### Stated exercise a
Output the rows from the line containing "Point bbox=[179, 614, 201, 628]" through the line containing "Point bbox=[170, 695, 193, 709]", inclusive, reproducing each one unchanged.

### Given text
Thursday, March 22, 2012

database mirroring -- failing over in stored procedures

If I have a stored procedure that accesses two databases, both
databases are on server#1 (primary) and server#2 (backup)
if database #1 fails over to server#2, what is my stored procedure
going to do?
SET @.value = SELECT FirstName FROM [nameofserver].databaseA.table
How do i configure my stored procedure so that it is intelligent
enough to recognize that databaseA has failed over and it knows to go
to server#2?
I have decided to have all databases on one server merged into one
database so i can do mirroring.
but i still see a potential problem ... if i have a stored procedure
on a linked server that points to my singular database on a primary
mirror server, what happens when it fails over?

### Stated exercise b
In the post on database mirroring, list every SQL keyword written in all capitals in the statement that begins "SET @.value".

[Annotated element entries]

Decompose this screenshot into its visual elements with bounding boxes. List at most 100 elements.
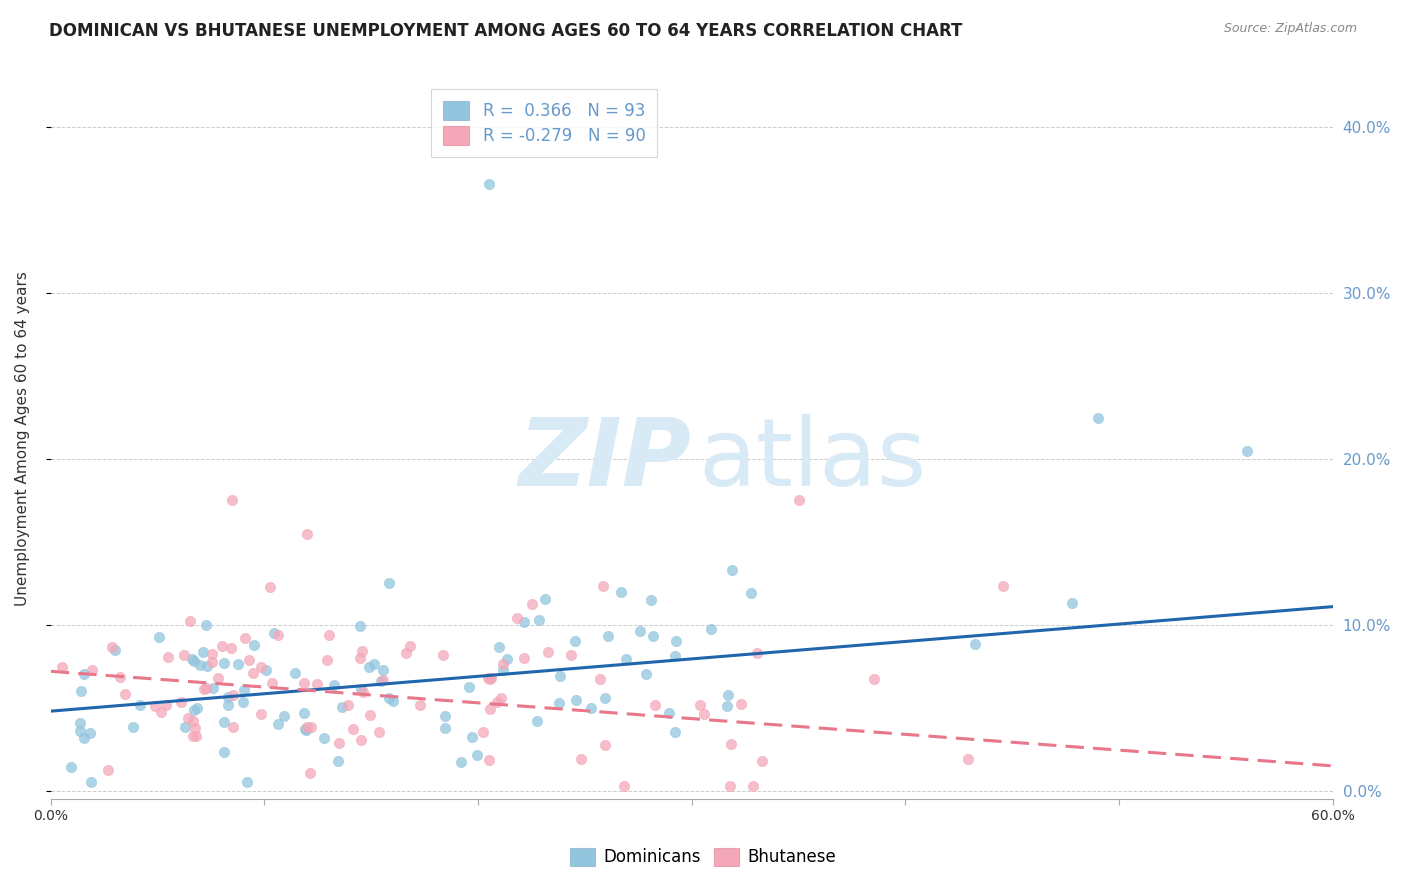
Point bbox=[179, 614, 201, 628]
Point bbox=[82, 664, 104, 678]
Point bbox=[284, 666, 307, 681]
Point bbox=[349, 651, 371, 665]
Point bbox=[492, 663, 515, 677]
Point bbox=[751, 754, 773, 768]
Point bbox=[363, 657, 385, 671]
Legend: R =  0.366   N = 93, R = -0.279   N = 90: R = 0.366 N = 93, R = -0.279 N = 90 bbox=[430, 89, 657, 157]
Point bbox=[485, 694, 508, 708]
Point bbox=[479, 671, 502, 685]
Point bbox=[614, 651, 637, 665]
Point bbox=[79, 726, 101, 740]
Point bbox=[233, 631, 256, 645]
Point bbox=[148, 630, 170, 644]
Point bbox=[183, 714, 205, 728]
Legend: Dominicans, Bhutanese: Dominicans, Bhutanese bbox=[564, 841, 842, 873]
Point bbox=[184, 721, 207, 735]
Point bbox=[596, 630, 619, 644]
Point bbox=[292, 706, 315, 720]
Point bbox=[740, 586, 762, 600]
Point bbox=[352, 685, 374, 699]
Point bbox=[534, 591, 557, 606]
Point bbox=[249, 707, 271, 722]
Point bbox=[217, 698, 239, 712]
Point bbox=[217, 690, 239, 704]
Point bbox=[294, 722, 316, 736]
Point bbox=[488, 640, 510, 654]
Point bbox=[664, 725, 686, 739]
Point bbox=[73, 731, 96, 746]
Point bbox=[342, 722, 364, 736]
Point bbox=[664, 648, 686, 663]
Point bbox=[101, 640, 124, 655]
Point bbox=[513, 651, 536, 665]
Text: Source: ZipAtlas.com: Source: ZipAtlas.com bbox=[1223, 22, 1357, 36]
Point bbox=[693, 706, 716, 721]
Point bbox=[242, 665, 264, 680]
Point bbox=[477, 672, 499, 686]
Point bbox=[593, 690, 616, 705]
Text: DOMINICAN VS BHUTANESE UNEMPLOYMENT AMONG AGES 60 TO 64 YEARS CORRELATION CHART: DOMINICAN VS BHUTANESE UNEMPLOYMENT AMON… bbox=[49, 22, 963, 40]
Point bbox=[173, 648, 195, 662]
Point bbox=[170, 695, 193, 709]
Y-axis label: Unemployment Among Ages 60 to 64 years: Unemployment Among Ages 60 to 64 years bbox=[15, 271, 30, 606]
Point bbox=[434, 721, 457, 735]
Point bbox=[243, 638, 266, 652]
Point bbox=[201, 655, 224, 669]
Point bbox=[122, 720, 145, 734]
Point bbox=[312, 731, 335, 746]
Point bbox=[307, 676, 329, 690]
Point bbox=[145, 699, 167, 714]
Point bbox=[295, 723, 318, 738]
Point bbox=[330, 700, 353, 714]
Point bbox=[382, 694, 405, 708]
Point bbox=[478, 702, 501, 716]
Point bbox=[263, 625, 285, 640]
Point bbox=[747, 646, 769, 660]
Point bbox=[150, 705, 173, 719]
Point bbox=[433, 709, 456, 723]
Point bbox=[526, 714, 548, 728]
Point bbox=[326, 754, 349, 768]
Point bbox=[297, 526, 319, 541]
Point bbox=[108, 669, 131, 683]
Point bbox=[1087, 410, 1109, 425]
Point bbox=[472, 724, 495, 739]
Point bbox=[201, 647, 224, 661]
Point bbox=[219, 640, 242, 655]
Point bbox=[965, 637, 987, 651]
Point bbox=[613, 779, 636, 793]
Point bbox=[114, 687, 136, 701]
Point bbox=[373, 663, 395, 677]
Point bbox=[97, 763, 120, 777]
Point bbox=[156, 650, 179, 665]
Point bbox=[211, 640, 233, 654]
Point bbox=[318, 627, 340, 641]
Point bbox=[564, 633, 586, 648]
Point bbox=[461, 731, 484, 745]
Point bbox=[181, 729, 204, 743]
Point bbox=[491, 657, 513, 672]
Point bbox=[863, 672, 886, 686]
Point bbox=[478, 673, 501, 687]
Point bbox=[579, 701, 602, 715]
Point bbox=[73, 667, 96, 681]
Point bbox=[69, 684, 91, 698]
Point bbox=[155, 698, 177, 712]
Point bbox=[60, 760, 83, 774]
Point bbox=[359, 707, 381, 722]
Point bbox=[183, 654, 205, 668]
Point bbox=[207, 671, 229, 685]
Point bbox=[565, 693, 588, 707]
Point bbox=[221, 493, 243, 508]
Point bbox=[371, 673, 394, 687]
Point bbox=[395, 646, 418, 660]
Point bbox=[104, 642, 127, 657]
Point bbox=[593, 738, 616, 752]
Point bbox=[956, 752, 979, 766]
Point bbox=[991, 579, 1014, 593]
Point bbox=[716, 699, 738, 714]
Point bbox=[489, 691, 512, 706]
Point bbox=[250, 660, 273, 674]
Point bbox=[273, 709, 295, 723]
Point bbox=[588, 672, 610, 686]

### Exercise result a
Point bbox=[179, 614, 201, 628]
Point bbox=[82, 664, 104, 678]
Point bbox=[284, 666, 307, 681]
Point bbox=[349, 651, 371, 665]
Point bbox=[492, 663, 515, 677]
Point bbox=[751, 754, 773, 768]
Point bbox=[363, 657, 385, 671]
Legend: R =  0.366   N = 93, R = -0.279   N = 90: R = 0.366 N = 93, R = -0.279 N = 90 bbox=[430, 89, 657, 157]
Point bbox=[485, 694, 508, 708]
Point bbox=[479, 671, 502, 685]
Point bbox=[614, 651, 637, 665]
Point bbox=[79, 726, 101, 740]
Point bbox=[233, 631, 256, 645]
Point bbox=[148, 630, 170, 644]
Point bbox=[183, 714, 205, 728]
Legend: Dominicans, Bhutanese: Dominicans, Bhutanese bbox=[564, 841, 842, 873]
Point bbox=[184, 721, 207, 735]
Point bbox=[596, 630, 619, 644]
Point bbox=[292, 706, 315, 720]
Point bbox=[740, 586, 762, 600]
Point bbox=[352, 685, 374, 699]
Point bbox=[534, 591, 557, 606]
Point bbox=[249, 707, 271, 722]
Point bbox=[217, 698, 239, 712]
Point bbox=[217, 690, 239, 704]
Point bbox=[294, 722, 316, 736]
Point bbox=[488, 640, 510, 654]
Point bbox=[664, 725, 686, 739]
Point bbox=[73, 731, 96, 746]
Point bbox=[342, 722, 364, 736]
Point bbox=[664, 648, 686, 663]
Point bbox=[101, 640, 124, 655]
Point bbox=[513, 651, 536, 665]
Text: Source: ZipAtlas.com: Source: ZipAtlas.com bbox=[1223, 22, 1357, 36]
Point bbox=[693, 706, 716, 721]
Point bbox=[242, 665, 264, 680]
Point bbox=[477, 672, 499, 686]
Point bbox=[593, 690, 616, 705]
Text: DOMINICAN VS BHUTANESE UNEMPLOYMENT AMONG AGES 60 TO 64 YEARS CORRELATION CHART: DOMINICAN VS BHUTANESE UNEMPLOYMENT AMON… bbox=[49, 22, 963, 40]
Point bbox=[173, 648, 195, 662]
Point bbox=[170, 695, 193, 709]

### Exercise result b
SET, SELECT, FROM